Spatial annotation records

## BEGIN

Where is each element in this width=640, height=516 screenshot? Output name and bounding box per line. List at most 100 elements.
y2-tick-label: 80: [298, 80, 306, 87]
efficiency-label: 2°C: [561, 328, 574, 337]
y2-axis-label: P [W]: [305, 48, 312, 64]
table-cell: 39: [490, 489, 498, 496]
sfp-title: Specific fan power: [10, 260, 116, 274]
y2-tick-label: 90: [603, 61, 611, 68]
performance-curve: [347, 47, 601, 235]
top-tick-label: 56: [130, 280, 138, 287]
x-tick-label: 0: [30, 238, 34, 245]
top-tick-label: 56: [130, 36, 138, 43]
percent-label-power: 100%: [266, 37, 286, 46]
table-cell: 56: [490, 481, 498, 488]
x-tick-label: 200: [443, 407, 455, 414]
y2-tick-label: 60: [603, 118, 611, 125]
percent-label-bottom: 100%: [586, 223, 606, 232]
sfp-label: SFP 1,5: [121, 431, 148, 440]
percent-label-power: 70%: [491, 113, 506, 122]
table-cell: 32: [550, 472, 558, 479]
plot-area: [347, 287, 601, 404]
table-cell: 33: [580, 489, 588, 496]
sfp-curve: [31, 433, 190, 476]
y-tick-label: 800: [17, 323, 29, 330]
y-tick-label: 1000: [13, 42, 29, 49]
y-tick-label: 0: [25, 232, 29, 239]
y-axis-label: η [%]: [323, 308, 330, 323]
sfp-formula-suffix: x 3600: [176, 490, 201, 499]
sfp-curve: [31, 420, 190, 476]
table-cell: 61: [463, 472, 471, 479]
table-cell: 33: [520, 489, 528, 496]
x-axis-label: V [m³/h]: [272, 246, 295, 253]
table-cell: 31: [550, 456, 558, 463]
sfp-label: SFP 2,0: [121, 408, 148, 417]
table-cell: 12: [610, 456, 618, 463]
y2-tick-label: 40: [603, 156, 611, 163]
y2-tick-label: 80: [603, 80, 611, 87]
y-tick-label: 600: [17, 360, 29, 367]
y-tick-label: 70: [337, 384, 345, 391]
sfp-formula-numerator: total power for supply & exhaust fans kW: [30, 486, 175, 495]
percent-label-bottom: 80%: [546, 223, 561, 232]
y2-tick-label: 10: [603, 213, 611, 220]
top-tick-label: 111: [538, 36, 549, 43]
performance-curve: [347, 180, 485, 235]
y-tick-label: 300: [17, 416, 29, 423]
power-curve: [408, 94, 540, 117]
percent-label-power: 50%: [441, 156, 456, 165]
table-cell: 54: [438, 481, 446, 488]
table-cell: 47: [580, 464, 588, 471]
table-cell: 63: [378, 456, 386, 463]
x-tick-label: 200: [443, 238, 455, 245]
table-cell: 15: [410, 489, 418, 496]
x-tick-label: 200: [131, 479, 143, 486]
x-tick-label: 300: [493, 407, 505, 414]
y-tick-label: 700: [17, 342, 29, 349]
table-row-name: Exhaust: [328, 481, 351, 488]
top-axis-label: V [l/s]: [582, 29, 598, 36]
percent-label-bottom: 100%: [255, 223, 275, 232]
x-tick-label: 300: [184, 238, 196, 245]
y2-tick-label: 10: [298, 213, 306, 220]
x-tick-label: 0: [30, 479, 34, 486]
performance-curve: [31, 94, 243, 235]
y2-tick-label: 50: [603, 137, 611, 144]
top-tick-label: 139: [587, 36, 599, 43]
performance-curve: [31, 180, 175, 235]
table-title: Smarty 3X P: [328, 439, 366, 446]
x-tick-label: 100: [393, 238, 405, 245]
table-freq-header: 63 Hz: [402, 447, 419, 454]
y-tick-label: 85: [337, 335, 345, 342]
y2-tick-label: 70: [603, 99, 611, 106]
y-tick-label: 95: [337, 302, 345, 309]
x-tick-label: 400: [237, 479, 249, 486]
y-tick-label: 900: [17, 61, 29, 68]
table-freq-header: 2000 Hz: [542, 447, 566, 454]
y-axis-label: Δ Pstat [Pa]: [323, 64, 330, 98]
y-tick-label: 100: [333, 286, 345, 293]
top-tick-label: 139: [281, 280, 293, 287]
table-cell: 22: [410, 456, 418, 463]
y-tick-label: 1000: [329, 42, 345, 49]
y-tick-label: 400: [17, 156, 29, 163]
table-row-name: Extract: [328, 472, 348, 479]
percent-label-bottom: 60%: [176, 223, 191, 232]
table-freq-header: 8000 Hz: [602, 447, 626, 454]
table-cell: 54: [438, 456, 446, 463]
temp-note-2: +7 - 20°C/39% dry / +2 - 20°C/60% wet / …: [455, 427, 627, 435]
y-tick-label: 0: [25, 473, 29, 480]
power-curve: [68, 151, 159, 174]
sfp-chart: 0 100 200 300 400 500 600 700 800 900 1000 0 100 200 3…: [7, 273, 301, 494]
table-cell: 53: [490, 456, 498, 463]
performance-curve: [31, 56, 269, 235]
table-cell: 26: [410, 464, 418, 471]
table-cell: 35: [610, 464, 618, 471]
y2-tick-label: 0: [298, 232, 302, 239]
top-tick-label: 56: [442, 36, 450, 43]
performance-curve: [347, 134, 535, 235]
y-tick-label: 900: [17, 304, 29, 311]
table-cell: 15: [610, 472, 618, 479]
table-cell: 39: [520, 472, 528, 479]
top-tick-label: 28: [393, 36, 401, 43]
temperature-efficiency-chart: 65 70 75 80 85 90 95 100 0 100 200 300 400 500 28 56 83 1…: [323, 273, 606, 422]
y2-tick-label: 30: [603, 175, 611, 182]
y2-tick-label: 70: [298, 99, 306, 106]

## END

### Written task
Transcribe every line of the material above without changing anything.

### Exercise result
Where is each element in this width=640, height=516 screenshot? Output name and bounding box per line. List at most 100 elements.
y2-tick-label: 80: [298, 80, 306, 87]
efficiency-label: 2°C: [561, 328, 574, 337]
y2-axis-label: P [W]: [305, 48, 312, 64]
table-cell: 39: [490, 489, 498, 496]
sfp-title: Specific fan power: [10, 260, 116, 274]
y2-tick-label: 90: [603, 61, 611, 68]
performance-curve: [347, 47, 601, 235]
top-tick-label: 56: [130, 280, 138, 287]
x-tick-label: 0: [30, 238, 34, 245]
top-tick-label: 56: [130, 36, 138, 43]
percent-label-power: 100%: [266, 37, 286, 46]
table-cell: 56: [490, 481, 498, 488]
x-tick-label: 200: [443, 407, 455, 414]
y2-tick-label: 60: [603, 118, 611, 125]
percent-label-bottom: 100%: [586, 223, 606, 232]
sfp-label: SFP 1,5: [121, 431, 148, 440]
percent-label-power: 70%: [491, 113, 506, 122]
table-cell: 32: [550, 472, 558, 479]
plot-area: [347, 287, 601, 404]
table-cell: 33: [580, 489, 588, 496]
sfp-curve: [31, 433, 190, 476]
y-tick-label: 800: [17, 323, 29, 330]
y-tick-label: 1000: [13, 42, 29, 49]
y-tick-label: 0: [25, 232, 29, 239]
y-axis-label: η [%]: [323, 308, 330, 323]
sfp-formula-suffix: x 3600: [176, 490, 201, 499]
sfp-curve: [31, 420, 190, 476]
table-cell: 61: [463, 472, 471, 479]
table-cell: 33: [520, 489, 528, 496]
x-axis-label: V [m³/h]: [272, 246, 295, 253]
table-cell: 31: [550, 456, 558, 463]
sfp-label: SFP 2,0: [121, 408, 148, 417]
table-cell: 12: [610, 456, 618, 463]
y2-tick-label: 40: [603, 156, 611, 163]
y2-tick-label: 80: [603, 80, 611, 87]
y-tick-label: 600: [17, 360, 29, 367]
y-tick-label: 70: [337, 384, 345, 391]
sfp-formula-numerator: total power for supply & exhaust fans kW: [30, 486, 175, 495]
percent-label-bottom: 80%: [546, 223, 561, 232]
y2-tick-label: 10: [603, 213, 611, 220]
top-tick-label: 111: [538, 36, 549, 43]
performance-curve: [347, 180, 485, 235]
y-tick-label: 300: [17, 416, 29, 423]
power-curve: [408, 94, 540, 117]
percent-label-power: 50%: [441, 156, 456, 165]
table-cell: 54: [438, 481, 446, 488]
table-cell: 47: [580, 464, 588, 471]
table-cell: 63: [378, 456, 386, 463]
x-tick-label: 200: [443, 238, 455, 245]
table-cell: 15: [410, 489, 418, 496]
x-tick-label: 200: [131, 479, 143, 486]
x-tick-label: 300: [493, 407, 505, 414]
y-tick-label: 700: [17, 342, 29, 349]
table-row-name: Exhaust: [328, 481, 351, 488]
top-axis-label: V [l/s]: [582, 29, 598, 36]
percent-label-bottom: 100%: [255, 223, 275, 232]
x-tick-label: 300: [184, 238, 196, 245]
y2-tick-label: 10: [298, 213, 306, 220]
x-tick-label: 0: [30, 479, 34, 486]
performance-curve: [31, 94, 243, 235]
y2-tick-label: 50: [603, 137, 611, 144]
top-tick-label: 139: [587, 36, 599, 43]
performance-curve: [31, 180, 175, 235]
table-title: Smarty 3X P: [328, 439, 366, 446]
x-tick-label: 100: [393, 238, 405, 245]
table-freq-header: 63 Hz: [402, 447, 419, 454]
y-tick-label: 85: [337, 335, 345, 342]
y2-tick-label: 70: [603, 99, 611, 106]
y-tick-label: 95: [337, 302, 345, 309]
x-tick-label: 400: [237, 479, 249, 486]
y-tick-label: 900: [17, 61, 29, 68]
table-freq-header: 2000 Hz: [542, 447, 566, 454]
y-axis-label: Δ Pstat [Pa]: [323, 64, 330, 98]
y-tick-label: 100: [333, 286, 345, 293]
top-tick-label: 139: [281, 280, 293, 287]
table-cell: 22: [410, 456, 418, 463]
y-tick-label: 1000: [329, 42, 345, 49]
y-tick-label: 400: [17, 156, 29, 163]
table-row-name: Extract: [328, 472, 348, 479]
percent-label-bottom: 60%: [176, 223, 191, 232]
table-freq-header: 8000 Hz: [602, 447, 626, 454]
table-cell: 54: [438, 456, 446, 463]
temp-note-2: +7 - 20°C/39% dry / +2 - 20°C/60% wet / …: [455, 427, 627, 435]
y-tick-label: 0: [25, 473, 29, 480]
power-curve: [68, 151, 159, 174]
sfp-chart: 0 100 200 300 400 500 600 700 800 900 1000 0 100 200 3…: [7, 273, 301, 494]
table-cell: 53: [490, 456, 498, 463]
performance-curve: [31, 56, 269, 235]
table-cell: 26: [410, 464, 418, 471]
table-cell: 35: [610, 464, 618, 471]
y2-tick-label: 0: [298, 232, 302, 239]
top-tick-label: 56: [442, 36, 450, 43]
performance-curve: [347, 134, 535, 235]
y-tick-label: 900: [17, 304, 29, 311]
table-cell: 15: [610, 472, 618, 479]
table-cell: 39: [520, 472, 528, 479]
top-tick-label: 28: [393, 36, 401, 43]
temperature-efficiency-chart: 65 70 75 80 85 90 95 100 0 100 200 300 400 500 28 56 83 1…: [323, 273, 606, 422]
y2-tick-label: 30: [603, 175, 611, 182]
y2-tick-label: 70: [298, 99, 306, 106]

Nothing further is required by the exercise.